* _Aim of the exercise_
Leave out the images and repeat the listing below without a single change.

* _Exercise material_

==============================

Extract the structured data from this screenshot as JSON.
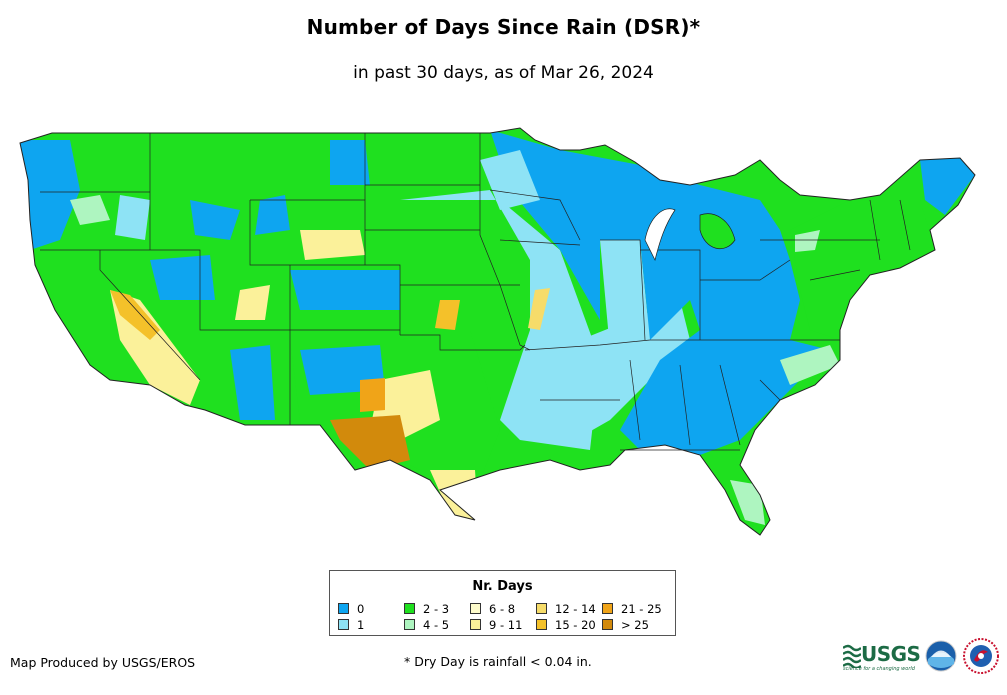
{
  "title": "Number of Days Since Rain (DSR)*",
  "subtitle": "in past 30 days, as of Mar 26, 2024",
  "legend": {
    "title": "Nr. Days",
    "items": [
      {
        "label": "0",
        "color": "#0ea5f0"
      },
      {
        "label": "1",
        "color": "#8ee3f5"
      },
      {
        "label": "2 - 3",
        "color": "#1fe01f"
      },
      {
        "label": "4 - 5",
        "color": "#aef5c0"
      },
      {
        "label": "6 - 8",
        "color": "#fefccc"
      },
      {
        "label": "9 - 11",
        "color": "#fbf19a"
      },
      {
        "label": "12 - 14",
        "color": "#f6dc6a"
      },
      {
        "label": "15 - 20",
        "color": "#f4c12a"
      },
      {
        "label": "21 - 25",
        "color": "#f0a418"
      },
      {
        "label": "> 25",
        "color": "#d28a0c"
      }
    ]
  },
  "credit": "Map Produced by USGS/EROS",
  "footnote": "* Dry Day is rainfall < 0.04 in.",
  "logos": {
    "usgs": "USGS",
    "usgs_tagline": "science for a changing world",
    "noaa_icon": "noaa-logo-icon",
    "nws_icon": "nws-logo-icon"
  }
}
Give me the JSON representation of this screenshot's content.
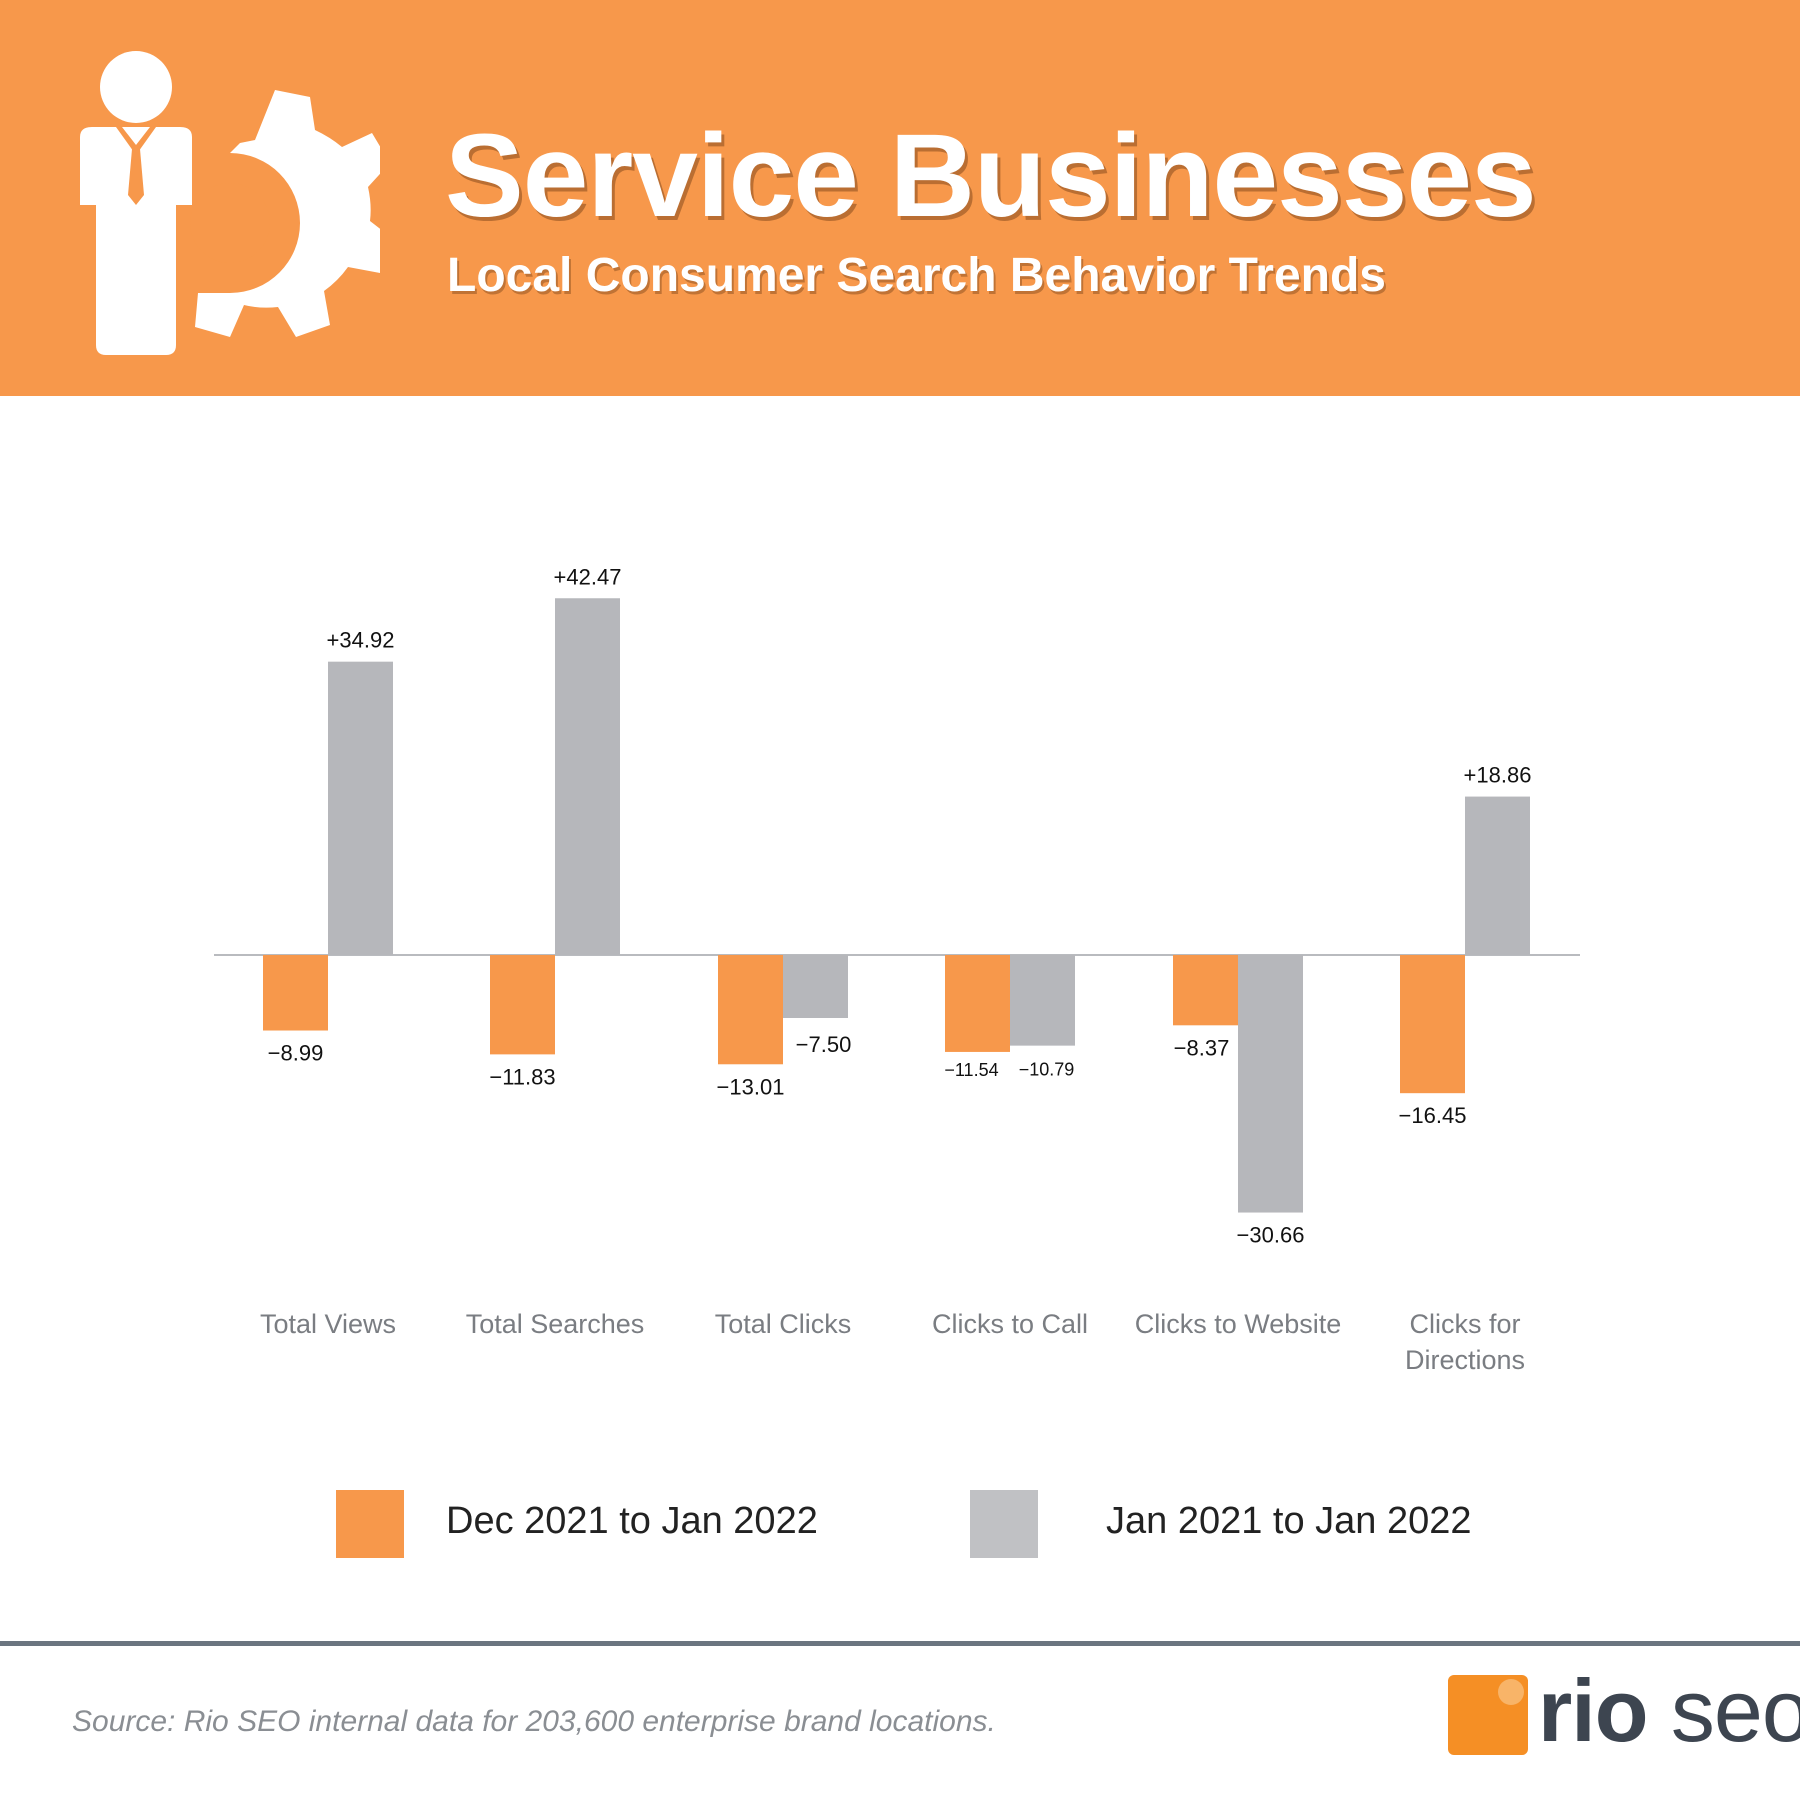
{
  "header": {
    "title": "Service Businesses",
    "subtitle": "Local Consumer Search Behavior Trends",
    "icon": "businessperson-gear-icon",
    "background_color": "#f7984b"
  },
  "chart_data": {
    "type": "bar",
    "title": "Service Businesses",
    "subtitle": "Local Consumer Search Behavior Trends",
    "categories": [
      [
        "Total Views"
      ],
      [
        "Total Searches"
      ],
      [
        "Total Clicks"
      ],
      [
        "Clicks to Call"
      ],
      [
        "Clicks to Website"
      ],
      [
        "Clicks for",
        "Directions"
      ]
    ],
    "series": [
      {
        "name": "Dec 2021 to Jan 2022",
        "color": "#f7984b",
        "values": [
          -8.99,
          -11.83,
          -13.01,
          -11.54,
          -8.37,
          -16.45
        ],
        "labels": [
          "−8.99",
          "−11.83",
          "−13.01",
          "−11.54",
          "−8.37",
          "−16.45"
        ]
      },
      {
        "name": "Jan 2021 to Jan 2022",
        "color": "#b6b7bb",
        "values": [
          34.92,
          42.47,
          -7.5,
          -10.79,
          -30.66,
          18.86
        ],
        "labels": [
          "+34.92",
          "+42.47",
          "−7.50",
          "−10.79",
          "−30.66",
          "+18.86"
        ]
      }
    ],
    "ylim": [
      -36,
      48
    ],
    "xlabel": "",
    "ylabel": "",
    "grid": false,
    "legend_position": "bottom"
  },
  "legend": {
    "items": [
      {
        "label": "Dec 2021 to Jan 2022",
        "color": "#f7984b"
      },
      {
        "label": "Jan 2021 to Jan 2022",
        "color": "#c0c1c4"
      }
    ]
  },
  "footer": {
    "source": "Source: Rio SEO internal data for 203,600 enterprise brand locations.",
    "logo_text_1": "rio",
    "logo_text_2": "seo",
    "logo_color": "#f58f25"
  }
}
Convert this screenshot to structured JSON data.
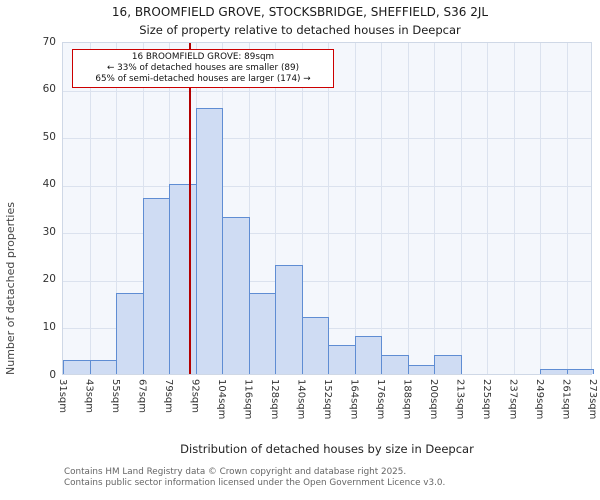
{
  "title": "16, BROOMFIELD GROVE, STOCKSBRIDGE, SHEFFIELD, S36 2JL",
  "subtitle": "Size of property relative to detached houses in Deepcar",
  "y_axis_label": "Number of detached properties",
  "x_axis_label": "Distribution of detached houses by size in Deepcar",
  "annotation": {
    "line1": "16 BROOMFIELD GROVE: 89sqm",
    "line2": "← 33% of detached houses are smaller (89)",
    "line3": "65% of semi-detached houses are larger (174) →"
  },
  "footer": {
    "line1": "Contains HM Land Registry data © Crown copyright and database right 2025.",
    "line2": "Contains public sector information licensed under the Open Government Licence v3.0."
  },
  "chart_data": {
    "type": "bar",
    "edges_sqm": [
      31,
      43,
      55,
      67,
      79,
      92,
      104,
      116,
      128,
      140,
      152,
      164,
      176,
      188,
      200,
      213,
      225,
      237,
      249,
      261,
      273
    ],
    "categories": [
      "31sqm",
      "43sqm",
      "55sqm",
      "67sqm",
      "79sqm",
      "92sqm",
      "104sqm",
      "116sqm",
      "128sqm",
      "140sqm",
      "152sqm",
      "164sqm",
      "176sqm",
      "188sqm",
      "200sqm",
      "213sqm",
      "225sqm",
      "237sqm",
      "249sqm",
      "261sqm",
      "273sqm"
    ],
    "values": [
      3,
      3,
      17,
      37,
      40,
      56,
      33,
      17,
      23,
      12,
      6,
      8,
      4,
      2,
      4,
      0,
      0,
      0,
      1,
      1
    ],
    "title": "Size of property relative to detached houses in Deepcar",
    "xlabel": "Distribution of detached houses by size in Deepcar",
    "ylabel": "Number of detached properties",
    "ylim": [
      0,
      70
    ],
    "ytick_step": 10,
    "grid": true,
    "legend": "none",
    "marker": {
      "label": "16 BROOMFIELD GROVE",
      "value_sqm": 89
    },
    "colors": {
      "bar_fill": "#cfdcf3",
      "bar_border": "#5f8dd3",
      "marker_line": "#b30000",
      "annotation_border": "#cc0000",
      "grid": "#dbe2ee",
      "plot_background": "#f4f7fc"
    }
  }
}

==============================

* _Result of this task_
Extract the structured data from this screenshot as JSON.
{
  "title": "Number of Days Since Rain (DSR)*",
  "subtitle": "in past 30 days, as of Mar 26, 2024",
  "legend": {
    "title": "Nr. Days",
    "items": [
      {
        "label": "0",
        "color": "#0ea5f0"
      },
      {
        "label": "1",
        "color": "#8ee3f5"
      },
      {
        "label": "2 - 3",
        "color": "#1fe01f"
      },
      {
        "label": "4 - 5",
        "color": "#aef5c0"
      },
      {
        "label": "6 - 8",
        "color": "#fefccc"
      },
      {
        "label": "9 - 11",
        "color": "#fbf19a"
      },
      {
        "label": "12 - 14",
        "color": "#f6dc6a"
      },
      {
        "label": "15 - 20",
        "color": "#f4c12a"
      },
      {
        "label": "21 - 25",
        "color": "#f0a418"
      },
      {
        "label": "> 25",
        "color": "#d28a0c"
      }
    ]
  },
  "credit": "Map Produced by USGS/EROS",
  "footnote": "* Dry Day is rainfall < 0.04 in.",
  "logos": {
    "usgs": "USGS",
    "usgs_tagline": "science for a changing world",
    "noaa_icon": "noaa-logo-icon",
    "nws_icon": "nws-logo-icon"
  }
}
Give me the JSON representation of this screenshot's content.
{
  "header": {
    "title": "Service Businesses",
    "subtitle": "Local Consumer Search Behavior Trends",
    "icon": "businessperson-gear-icon",
    "background_color": "#f7984b"
  },
  "chart_data": {
    "type": "bar",
    "title": "Service Businesses",
    "subtitle": "Local Consumer Search Behavior Trends",
    "categories": [
      [
        "Total Views"
      ],
      [
        "Total Searches"
      ],
      [
        "Total Clicks"
      ],
      [
        "Clicks to Call"
      ],
      [
        "Clicks to Website"
      ],
      [
        "Clicks for",
        "Directions"
      ]
    ],
    "series": [
      {
        "name": "Dec 2021 to Jan 2022",
        "color": "#f7984b",
        "values": [
          -8.99,
          -11.83,
          -13.01,
          -11.54,
          -8.37,
          -16.45
        ],
        "labels": [
          "−8.99",
          "−11.83",
          "−13.01",
          "−11.54",
          "−8.37",
          "−16.45"
        ]
      },
      {
        "name": "Jan 2021 to Jan 2022",
        "color": "#b6b7bb",
        "values": [
          34.92,
          42.47,
          -7.5,
          -10.79,
          -30.66,
          18.86
        ],
        "labels": [
          "+34.92",
          "+42.47",
          "−7.50",
          "−10.79",
          "−30.66",
          "+18.86"
        ]
      }
    ],
    "ylim": [
      -36,
      48
    ],
    "xlabel": "",
    "ylabel": "",
    "grid": false,
    "legend_position": "bottom"
  },
  "legend": {
    "items": [
      {
        "label": "Dec 2021 to Jan 2022",
        "color": "#f7984b"
      },
      {
        "label": "Jan 2021 to Jan 2022",
        "color": "#c0c1c4"
      }
    ]
  },
  "footer": {
    "source": "Source: Rio SEO internal data for 203,600 enterprise brand locations.",
    "logo_text_1": "rio",
    "logo_text_2": "seo",
    "logo_color": "#f58f25"
  }
}
Convert this screenshot to structured JSON data.
{
  "title": "16, BROOMFIELD GROVE, STOCKSBRIDGE, SHEFFIELD, S36 2JL",
  "subtitle": "Size of property relative to detached houses in Deepcar",
  "y_axis_label": "Number of detached properties",
  "x_axis_label": "Distribution of detached houses by size in Deepcar",
  "annotation": {
    "line1": "16 BROOMFIELD GROVE: 89sqm",
    "line2": "← 33% of detached houses are smaller (89)",
    "line3": "65% of semi-detached houses are larger (174) →"
  },
  "footer": {
    "line1": "Contains HM Land Registry data © Crown copyright and database right 2025.",
    "line2": "Contains public sector information licensed under the Open Government Licence v3.0."
  },
  "chart_data": {
    "type": "bar",
    "edges_sqm": [
      31,
      43,
      55,
      67,
      79,
      92,
      104,
      116,
      128,
      140,
      152,
      164,
      176,
      188,
      200,
      213,
      225,
      237,
      249,
      261,
      273
    ],
    "categories": [
      "31sqm",
      "43sqm",
      "55sqm",
      "67sqm",
      "79sqm",
      "92sqm",
      "104sqm",
      "116sqm",
      "128sqm",
      "140sqm",
      "152sqm",
      "164sqm",
      "176sqm",
      "188sqm",
      "200sqm",
      "213sqm",
      "225sqm",
      "237sqm",
      "249sqm",
      "261sqm",
      "273sqm"
    ],
    "values": [
      3,
      3,
      17,
      37,
      40,
      56,
      33,
      17,
      23,
      12,
      6,
      8,
      4,
      2,
      4,
      0,
      0,
      0,
      1,
      1
    ],
    "title": "Size of property relative to detached houses in Deepcar",
    "xlabel": "Distribution of detached houses by size in Deepcar",
    "ylabel": "Number of detached properties",
    "ylim": [
      0,
      70
    ],
    "ytick_step": 10,
    "grid": true,
    "legend": "none",
    "marker": {
      "label": "16 BROOMFIELD GROVE",
      "value_sqm": 89
    },
    "colors": {
      "bar_fill": "#cfdcf3",
      "bar_border": "#5f8dd3",
      "marker_line": "#b30000",
      "annotation_border": "#cc0000",
      "grid": "#dbe2ee",
      "plot_background": "#f4f7fc"
    }
  }
}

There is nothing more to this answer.